*TASK REQUIREMENTS*.
Every single line below has to be printed once more, exactly.

Data records for software interfaces:
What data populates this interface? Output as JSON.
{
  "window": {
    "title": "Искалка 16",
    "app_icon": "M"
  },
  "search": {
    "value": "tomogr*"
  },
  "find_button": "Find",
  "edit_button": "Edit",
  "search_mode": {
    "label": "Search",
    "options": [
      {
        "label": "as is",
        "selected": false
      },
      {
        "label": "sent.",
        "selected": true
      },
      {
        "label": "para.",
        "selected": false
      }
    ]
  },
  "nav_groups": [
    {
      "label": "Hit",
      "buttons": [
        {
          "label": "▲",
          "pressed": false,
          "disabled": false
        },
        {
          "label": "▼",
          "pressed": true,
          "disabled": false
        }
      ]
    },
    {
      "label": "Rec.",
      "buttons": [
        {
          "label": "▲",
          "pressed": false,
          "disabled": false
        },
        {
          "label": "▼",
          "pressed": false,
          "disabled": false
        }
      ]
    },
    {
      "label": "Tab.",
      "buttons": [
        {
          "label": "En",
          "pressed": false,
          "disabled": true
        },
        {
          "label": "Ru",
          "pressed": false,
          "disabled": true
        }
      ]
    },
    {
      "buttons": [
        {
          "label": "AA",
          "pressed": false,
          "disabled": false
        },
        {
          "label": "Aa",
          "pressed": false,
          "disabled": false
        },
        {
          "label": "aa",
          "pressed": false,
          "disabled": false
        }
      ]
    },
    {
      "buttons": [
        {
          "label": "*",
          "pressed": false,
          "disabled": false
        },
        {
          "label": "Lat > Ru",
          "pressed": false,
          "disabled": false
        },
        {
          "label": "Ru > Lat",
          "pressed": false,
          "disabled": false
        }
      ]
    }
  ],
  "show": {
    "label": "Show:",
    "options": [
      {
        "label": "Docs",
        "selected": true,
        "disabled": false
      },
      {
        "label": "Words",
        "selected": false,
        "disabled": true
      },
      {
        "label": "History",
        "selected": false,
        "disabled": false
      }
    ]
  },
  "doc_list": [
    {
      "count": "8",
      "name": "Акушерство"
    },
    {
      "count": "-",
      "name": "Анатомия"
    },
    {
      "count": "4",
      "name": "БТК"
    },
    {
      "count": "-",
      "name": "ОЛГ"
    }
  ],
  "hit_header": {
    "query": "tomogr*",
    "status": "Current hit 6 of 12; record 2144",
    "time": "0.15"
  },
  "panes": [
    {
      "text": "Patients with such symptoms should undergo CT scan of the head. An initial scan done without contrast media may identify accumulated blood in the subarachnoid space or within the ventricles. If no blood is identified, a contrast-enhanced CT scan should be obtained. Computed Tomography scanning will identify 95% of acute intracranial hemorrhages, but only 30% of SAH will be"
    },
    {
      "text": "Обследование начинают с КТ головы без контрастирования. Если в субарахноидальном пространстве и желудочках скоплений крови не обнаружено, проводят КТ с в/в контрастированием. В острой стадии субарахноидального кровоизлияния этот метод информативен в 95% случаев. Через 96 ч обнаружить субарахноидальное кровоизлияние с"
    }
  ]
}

*RESPONSE TO THIS TASK*.
What data populates this interface? Output as JSON.
{
  "window": {
    "title": "Искалка 16",
    "app_icon": "M"
  },
  "search": {
    "value": "tomogr*"
  },
  "find_button": "Find",
  "edit_button": "Edit",
  "search_mode": {
    "label": "Search",
    "options": [
      {
        "label": "as is",
        "selected": false
      },
      {
        "label": "sent.",
        "selected": true
      },
      {
        "label": "para.",
        "selected": false
      }
    ]
  },
  "nav_groups": [
    {
      "label": "Hit",
      "buttons": [
        {
          "label": "▲",
          "pressed": false,
          "disabled": false
        },
        {
          "label": "▼",
          "pressed": true,
          "disabled": false
        }
      ]
    },
    {
      "label": "Rec.",
      "buttons": [
        {
          "label": "▲",
          "pressed": false,
          "disabled": false
        },
        {
          "label": "▼",
          "pressed": false,
          "disabled": false
        }
      ]
    },
    {
      "label": "Tab.",
      "buttons": [
        {
          "label": "En",
          "pressed": false,
          "disabled": true
        },
        {
          "label": "Ru",
          "pressed": false,
          "disabled": true
        }
      ]
    },
    {
      "buttons": [
        {
          "label": "AA",
          "pressed": false,
          "disabled": false
        },
        {
          "label": "Aa",
          "pressed": false,
          "disabled": false
        },
        {
          "label": "aa",
          "pressed": false,
          "disabled": false
        }
      ]
    },
    {
      "buttons": [
        {
          "label": "*",
          "pressed": false,
          "disabled": false
        },
        {
          "label": "Lat > Ru",
          "pressed": false,
          "disabled": false
        },
        {
          "label": "Ru > Lat",
          "pressed": false,
          "disabled": false
        }
      ]
    }
  ],
  "show": {
    "label": "Show:",
    "options": [
      {
        "label": "Docs",
        "selected": true,
        "disabled": false
      },
      {
        "label": "Words",
        "selected": false,
        "disabled": true
      },
      {
        "label": "History",
        "selected": false,
        "disabled": false
      }
    ]
  },
  "doc_list": [
    {
      "count": "8",
      "name": "Акушерство"
    },
    {
      "count": "-",
      "name": "Анатомия"
    },
    {
      "count": "4",
      "name": "БТК"
    },
    {
      "count": "-",
      "name": "ОЛГ"
    }
  ],
  "hit_header": {
    "query": "tomogr*",
    "status": "Current hit 6 of 12; record 2144",
    "time": "0.15"
  },
  "panes": [
    {
      "text": "Patients with such symptoms should undergo CT scan of the head. An initial scan done without contrast media may identify accumulated blood in the subarachnoid space or within the ventricles. If no blood is identified, a contrast-enhanced CT scan should be obtained. Computed Tomography scanning will identify 95% of acute intracranial hemorrhages, but only 30% of SAH will be"
    },
    {
      "text": "Обследование начинают с КТ головы без контрастирования. Если в субарахноидальном пространстве и желудочках скоплений крови не обнаружено, проводят КТ с в/в контрастированием. В острой стадии субарахноидального кровоизлияния этот метод информативен в 95% случаев. Через 96 ч обнаружить субарахноидальное кровоизлияние с"
    }
  ]
}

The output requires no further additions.